## STATED EXERCISE 1
According to the insurance excerpt, where are life insurance policies with living benefit riders more common?
## STATED EXERCISE 2
Copy the stretch of the insurance excerpt from "I suspect that" through "with separate products.", word for word.

-- BEGIN EXCERPT --

I suspect that the insured would be better off with two policies, particularly given the fact that in most cases the life insurance coverage should be substantially higher than the CI coverage - at least in the classic need scenarios where there is a significant need for life insurance. And as most realize, adding $100,000 of coverage to a $1,000,000 policy, is a lot cheaper than buying a $100,000 policy. We suspect most buyers will be better off with separate products.
This combined type of policy also seems similar to life insurance products that offer living benefit options or riders. These are more common in the U.S. but the living benefit, as a life insurance rider, tends to focus more on situations where the health problem of the insured is much more certain to lead to death - meaning coverage is much less broad than a CI policy and the cost of the rider is less than a CI policy would cost.
Compulife has received some advice and feedback on the disclaimers that we will display at the top of CI comparisons. You will see following at the top of premium comparisons on screen:
The same warning will be displayed at the bottom of printouts and will refer to "the above comparison" rather than "the following...".
As we indicated last month, and until such time as the web site CIAnalyzer.com (CIAnswers.com will also point to that site) is ready to go, the only way that Compulife subscribers will be able to review the coverages in the different CI policies is to review the sample policy documents that will be available in our software.

-- END EXCERPT --
-- BEGIN GIVEN RECORDS --

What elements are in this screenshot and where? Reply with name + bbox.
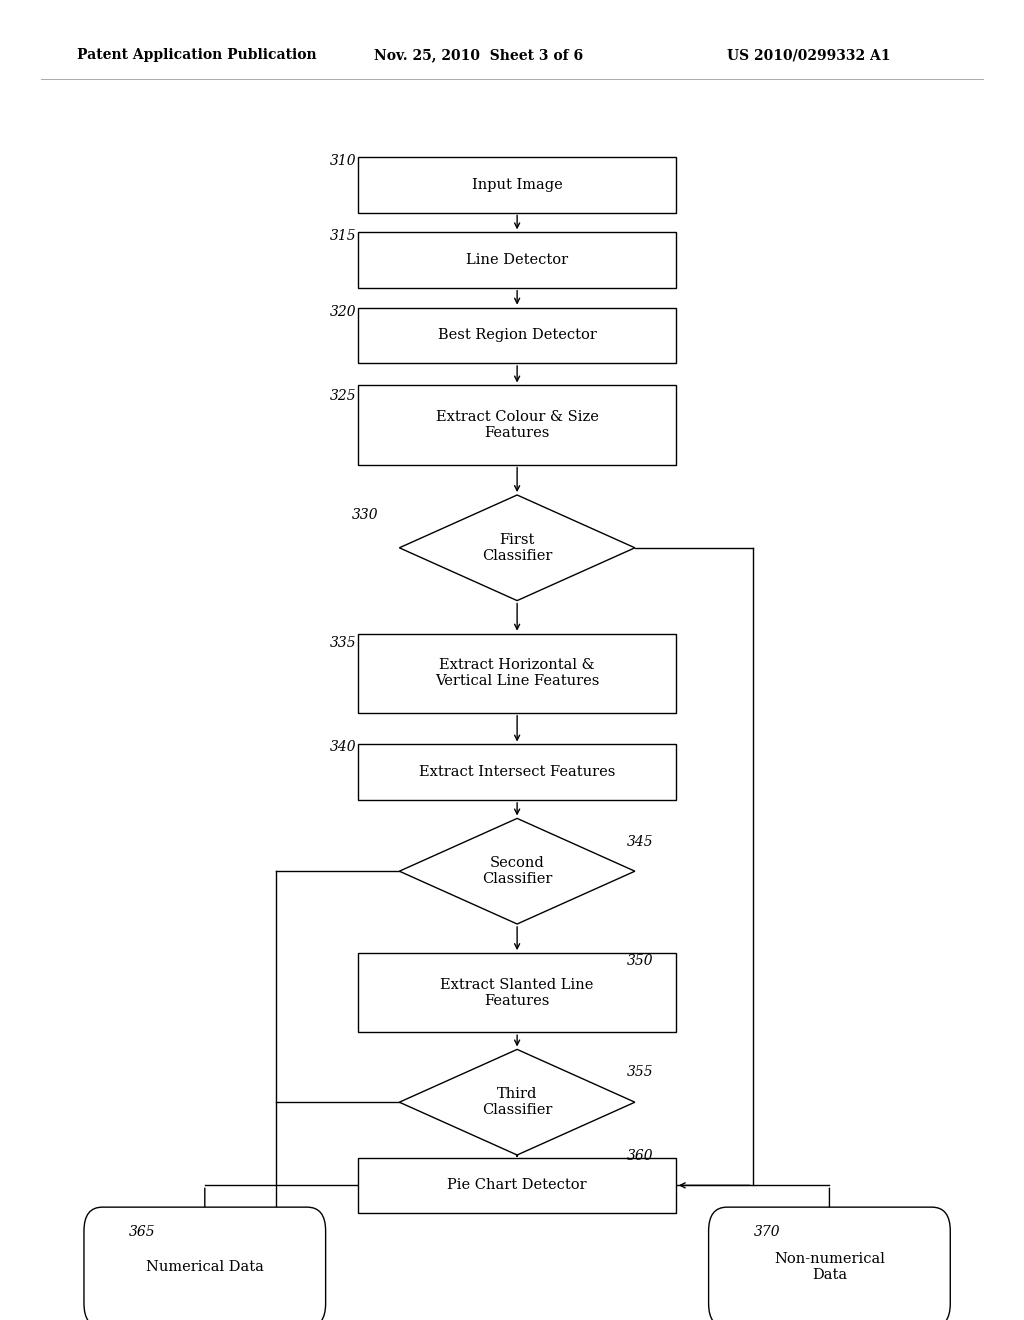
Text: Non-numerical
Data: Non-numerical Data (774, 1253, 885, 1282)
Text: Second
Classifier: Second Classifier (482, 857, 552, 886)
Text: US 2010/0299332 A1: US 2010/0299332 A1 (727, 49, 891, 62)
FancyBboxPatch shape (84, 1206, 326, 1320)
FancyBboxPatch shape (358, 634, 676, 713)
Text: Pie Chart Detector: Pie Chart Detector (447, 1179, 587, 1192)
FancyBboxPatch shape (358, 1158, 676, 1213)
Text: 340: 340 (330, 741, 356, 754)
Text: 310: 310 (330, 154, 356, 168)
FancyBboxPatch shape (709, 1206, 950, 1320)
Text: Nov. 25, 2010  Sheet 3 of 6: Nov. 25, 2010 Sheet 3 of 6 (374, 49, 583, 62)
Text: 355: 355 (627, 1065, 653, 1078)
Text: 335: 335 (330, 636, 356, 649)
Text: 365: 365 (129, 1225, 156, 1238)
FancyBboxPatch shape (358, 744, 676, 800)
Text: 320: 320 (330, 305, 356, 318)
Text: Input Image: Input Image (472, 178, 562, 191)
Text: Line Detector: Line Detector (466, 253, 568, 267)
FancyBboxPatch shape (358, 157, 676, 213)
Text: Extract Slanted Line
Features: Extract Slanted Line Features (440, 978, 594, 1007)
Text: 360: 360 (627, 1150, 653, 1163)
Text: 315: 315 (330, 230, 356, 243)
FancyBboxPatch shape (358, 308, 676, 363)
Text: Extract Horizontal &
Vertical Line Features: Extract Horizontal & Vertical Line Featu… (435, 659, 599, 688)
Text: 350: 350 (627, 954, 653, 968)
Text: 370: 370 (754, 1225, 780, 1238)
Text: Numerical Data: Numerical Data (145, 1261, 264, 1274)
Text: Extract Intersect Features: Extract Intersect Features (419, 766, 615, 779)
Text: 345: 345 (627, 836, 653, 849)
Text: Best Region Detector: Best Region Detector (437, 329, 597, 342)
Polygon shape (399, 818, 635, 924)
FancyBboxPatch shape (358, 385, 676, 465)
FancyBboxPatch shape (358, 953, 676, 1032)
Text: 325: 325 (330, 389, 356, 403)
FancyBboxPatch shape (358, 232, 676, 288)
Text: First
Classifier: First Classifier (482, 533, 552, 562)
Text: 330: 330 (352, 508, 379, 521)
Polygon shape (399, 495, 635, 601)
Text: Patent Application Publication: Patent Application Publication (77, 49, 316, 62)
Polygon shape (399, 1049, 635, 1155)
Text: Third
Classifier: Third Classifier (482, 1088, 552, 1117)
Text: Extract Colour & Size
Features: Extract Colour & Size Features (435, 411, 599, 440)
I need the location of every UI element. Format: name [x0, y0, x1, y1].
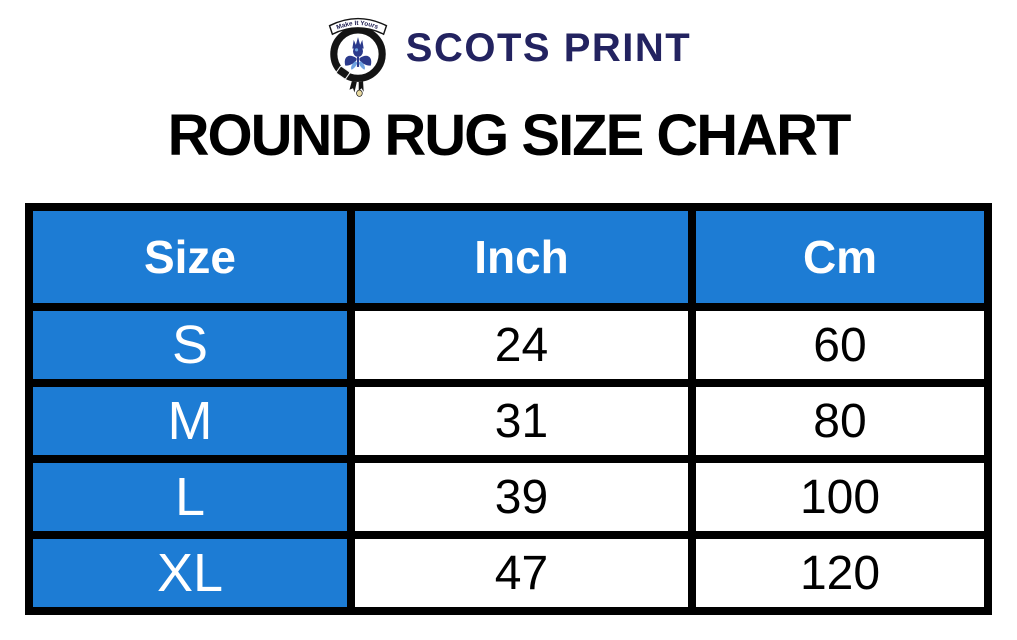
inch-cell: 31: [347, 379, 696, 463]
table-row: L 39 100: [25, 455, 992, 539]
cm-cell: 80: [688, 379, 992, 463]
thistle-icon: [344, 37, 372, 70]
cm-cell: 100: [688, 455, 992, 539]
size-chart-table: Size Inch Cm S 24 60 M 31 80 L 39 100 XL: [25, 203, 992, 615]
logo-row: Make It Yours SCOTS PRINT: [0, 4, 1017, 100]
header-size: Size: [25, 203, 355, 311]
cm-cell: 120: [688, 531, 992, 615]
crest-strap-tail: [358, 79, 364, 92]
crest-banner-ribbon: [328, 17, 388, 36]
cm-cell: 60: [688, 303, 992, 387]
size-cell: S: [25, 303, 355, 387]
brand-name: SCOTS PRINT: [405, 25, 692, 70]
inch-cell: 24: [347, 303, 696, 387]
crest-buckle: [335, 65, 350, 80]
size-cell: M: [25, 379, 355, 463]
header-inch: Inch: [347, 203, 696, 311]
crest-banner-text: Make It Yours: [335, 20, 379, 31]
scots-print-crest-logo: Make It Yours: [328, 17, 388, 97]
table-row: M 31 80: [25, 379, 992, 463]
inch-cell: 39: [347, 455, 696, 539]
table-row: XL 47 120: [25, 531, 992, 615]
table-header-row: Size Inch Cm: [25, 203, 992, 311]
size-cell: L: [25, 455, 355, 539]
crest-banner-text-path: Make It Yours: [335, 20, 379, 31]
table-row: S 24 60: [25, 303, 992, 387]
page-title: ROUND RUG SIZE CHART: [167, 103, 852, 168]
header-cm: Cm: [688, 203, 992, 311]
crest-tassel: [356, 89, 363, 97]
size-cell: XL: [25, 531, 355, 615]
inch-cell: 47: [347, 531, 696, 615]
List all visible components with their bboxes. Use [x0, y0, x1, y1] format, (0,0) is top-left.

-- END GIVEN RECORDS --

## CORRECT ANSWER 1
In the U.S.

## CORRECT ANSWER 2
I suspect that the insured would be better off with two policies, particularly given the fact that in most cases the life insurance coverage should be substantially higher than the CI coverage - at least in the classic need scenarios where there is a significant need for life insurance. And as most realize, adding $100,000 of coverage to a $1,000,000 policy, is a lot cheaper than buying a $100,000 policy. We suspect most buyers will be better off with separate products.